EXCERPTED PASSAGE>
==========

[erlang-questions] Turning rebar into a package manager

Joe Armstrong erlang@REDACTED
Fri Oct 19 12:36:22 CEST 2012


Here is a programming exercise ...

I think we can turn rebar into a package manager with 4 simple and one not so
simple tweaks.

This would turn rebar from being something that is very useful to something
that is very very useful :-)


(aside - I'm revising my Erlang book, and I'd like to describe
how package management works, but there is no package manager
which is a shame - so I got to thinking about package managers
and wondered why still don't have a decent package manager.	

The one I've seen that I like a lot is npm (node package manager)
so we could do worse than follow their design)

So this is how I think rebar could become a package manager


Tweak 1
=======

   > rebar get-deps

Fetches the dependencies in rebar.conf and stores them in
the current directory, in a directory called deps.

After a while you get dependencies scattered all over the place,
I've seen many examples of this.

This means that there is no central place to go and look if you
want to find code.

NPM sticks ALL dependencies under ${HOME}/.npm

Suggestion:

   All dependencies should be stored in ${HOME}/.erl_packages

   (Aside - if we followed npm the directory structure would be
    something like)

==========

[Image layout annotations]
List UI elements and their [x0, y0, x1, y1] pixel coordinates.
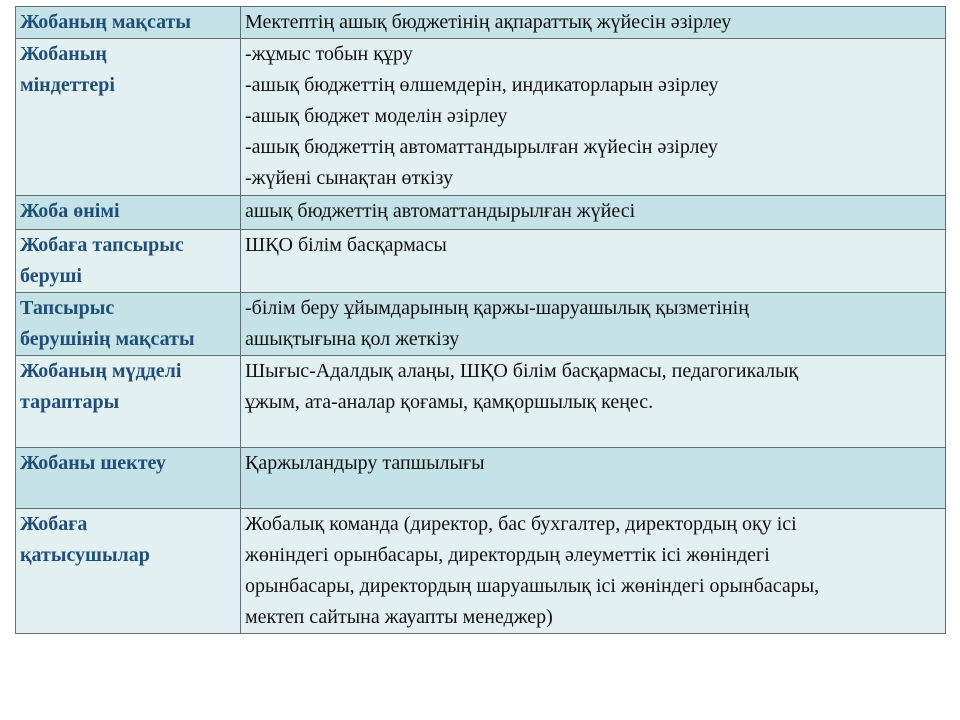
label-line: Жобаның [20, 43, 107, 65]
value-line: Мектептің ашық бюджетінің ақпараттық жүйесін әзірлеу [245, 11, 732, 33]
label-line: Жобаның мүдделі [20, 360, 182, 382]
value-line: ұжым, ата-аналар қоғамы, қамқоршылық кеңес. [245, 391, 654, 413]
table-row [16, 448, 946, 509]
label-line: Жоба өнімі [20, 200, 120, 222]
label-line: беруші [20, 265, 82, 287]
row-value-project-product [241, 196, 946, 230]
label-line: Тапсырыс [20, 297, 115, 319]
row-value-project-tasks [241, 39, 946, 196]
label-line: Жобаны шектеу [20, 452, 166, 474]
value-line: орынбасары, директордың шаруашылық ісі жөніндегі орынбасары, [245, 575, 820, 597]
row-value-project-goal [241, 7, 946, 39]
value-line: -жұмыс тобын құру [245, 43, 413, 65]
value-line: ашықтығына қол жеткізу [245, 328, 460, 350]
table-row [16, 7, 946, 39]
label-line: берушінің мақсаты [20, 328, 195, 350]
table-row [16, 39, 946, 196]
table-row [16, 509, 946, 634]
value-line: Жобалық команда (директор, бас бухгалтер, директордың оқу ісі [245, 513, 797, 535]
value-line: ашық бюджеттің автоматтандырылған жүйесі [245, 200, 636, 222]
label-line: Жобаның мақсаты [20, 11, 191, 33]
value-line: -жүйені сынақтан өткізу [245, 167, 453, 189]
row-label-constraints [16, 448, 241, 509]
value-line: Қаржыландыру тапшылығы [245, 452, 485, 474]
label-line: Жобаға [20, 513, 88, 535]
row-value-stakeholders [241, 356, 946, 448]
label-line: тараптары [20, 391, 120, 413]
value-line: мектеп сайтына жауапты менеджер) [245, 606, 553, 628]
table-row [16, 230, 946, 293]
row-value-constraints [241, 448, 946, 509]
value-line: -ашық бюджет моделін әзірлеу [245, 105, 508, 127]
row-value-customer-goal [241, 293, 946, 356]
row-label-customer [16, 230, 241, 293]
row-label-participants [16, 509, 241, 634]
row-value-customer [241, 230, 946, 293]
value-line: -білім беру ұйымдарының қаржы-шаруашылық қызметінің [245, 297, 749, 319]
value-line: жөніндегі орынбасары, директордың әлеуметтік ісі жөніндегі [245, 544, 770, 566]
row-label-project-product [16, 196, 241, 230]
row-label-project-tasks [16, 39, 241, 196]
table-row [16, 356, 946, 448]
value-line: -ашық бюджеттің өлшемдерін, индикаторларын әзірлеу [245, 74, 719, 96]
table-row [16, 196, 946, 230]
row-label-project-goal [16, 7, 241, 39]
label-line: Жобаға тапсырыс [20, 234, 184, 256]
value-line: ШҚО білім басқармасы [245, 234, 447, 256]
value-line: Шығыс-Адалдық алаңы, ШҚО білім басқармасы, педагогикалық [245, 360, 799, 382]
table-row [16, 293, 946, 356]
row-value-participants [241, 509, 946, 634]
value-line: -ашық бюджеттің автоматтандырылған жүйесін әзірлеу [245, 136, 718, 158]
project-passport-table [15, 6, 946, 634]
label-line: міндеттері [20, 74, 115, 96]
row-label-stakeholders [16, 356, 241, 448]
row-label-customer-goal [16, 293, 241, 356]
label-line: қатысушылар [20, 544, 150, 566]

==========

TASKS AND EXERCISES>
a: In the post about turning rebar into a package manager, where does NPM store all dependencies?
b: Please duplicate the stretch of the entries from the line containing "label-line: Жобаның [20, 43, 107, 65]" through the line containing "table-row [16, 448, 946, 509]".

SOLUTIONS BY TASK>
a: Under ${HOME}/.npm.

b:
label-line: Жобаның [20, 43, 107, 65]
value-line: Мектептің ашық бюджетінің ақпараттық жүйесін әзірлеу [245, 11, 732, 33]
label-line: Жобаның мүдделі [20, 360, 182, 382]
value-line: ұжым, ата-аналар қоғамы, қамқоршылық кеңес. [245, 391, 654, 413]
table-row [16, 448, 946, 509]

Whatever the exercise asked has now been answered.